═══ PROVIDED RECORDS ═══

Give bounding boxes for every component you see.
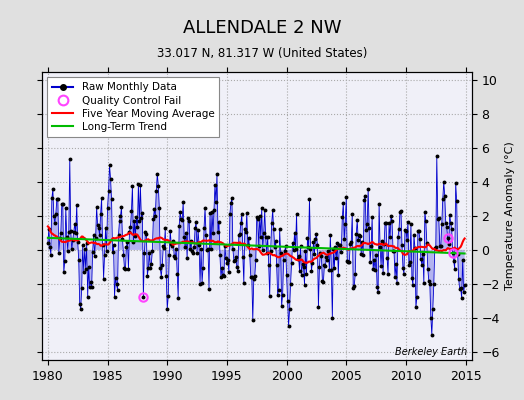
Text: 33.017 N, 81.317 W (United States): 33.017 N, 81.317 W (United States) <box>157 48 367 60</box>
Y-axis label: Temperature Anomaly (°C): Temperature Anomaly (°C) <box>505 142 515 290</box>
Text: Berkeley Earth: Berkeley Earth <box>395 347 467 357</box>
Legend: Raw Monthly Data, Quality Control Fail, Five Year Moving Average, Long-Term Tren: Raw Monthly Data, Quality Control Fail, … <box>47 77 220 137</box>
Text: ALLENDALE 2 NW: ALLENDALE 2 NW <box>183 19 341 37</box>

═══

▶ _YOUR OBJECTIVE_:
Starting at the line that has "Text: 33.017 N, 81.317" and continuing through the last line, give those lines again with "United States" replaced by "USA" and everything else unchanged.

▶ _OUTPUT FOR THIS EXERCISE_:
Text: 33.017 N, 81.317 W (USA): 33.017 N, 81.317 W (USA) <box>157 48 367 60</box>
Y-axis label: Temperature Anomaly (°C): Temperature Anomaly (°C) <box>505 142 515 290</box>
Text: Berkeley Earth: Berkeley Earth <box>395 347 467 357</box>
Legend: Raw Monthly Data, Quality Control Fail, Five Year Moving Average, Long-Term Tren: Raw Monthly Data, Quality Control Fail, … <box>47 77 220 137</box>
Text: ALLENDALE 2 NW: ALLENDALE 2 NW <box>183 19 341 37</box>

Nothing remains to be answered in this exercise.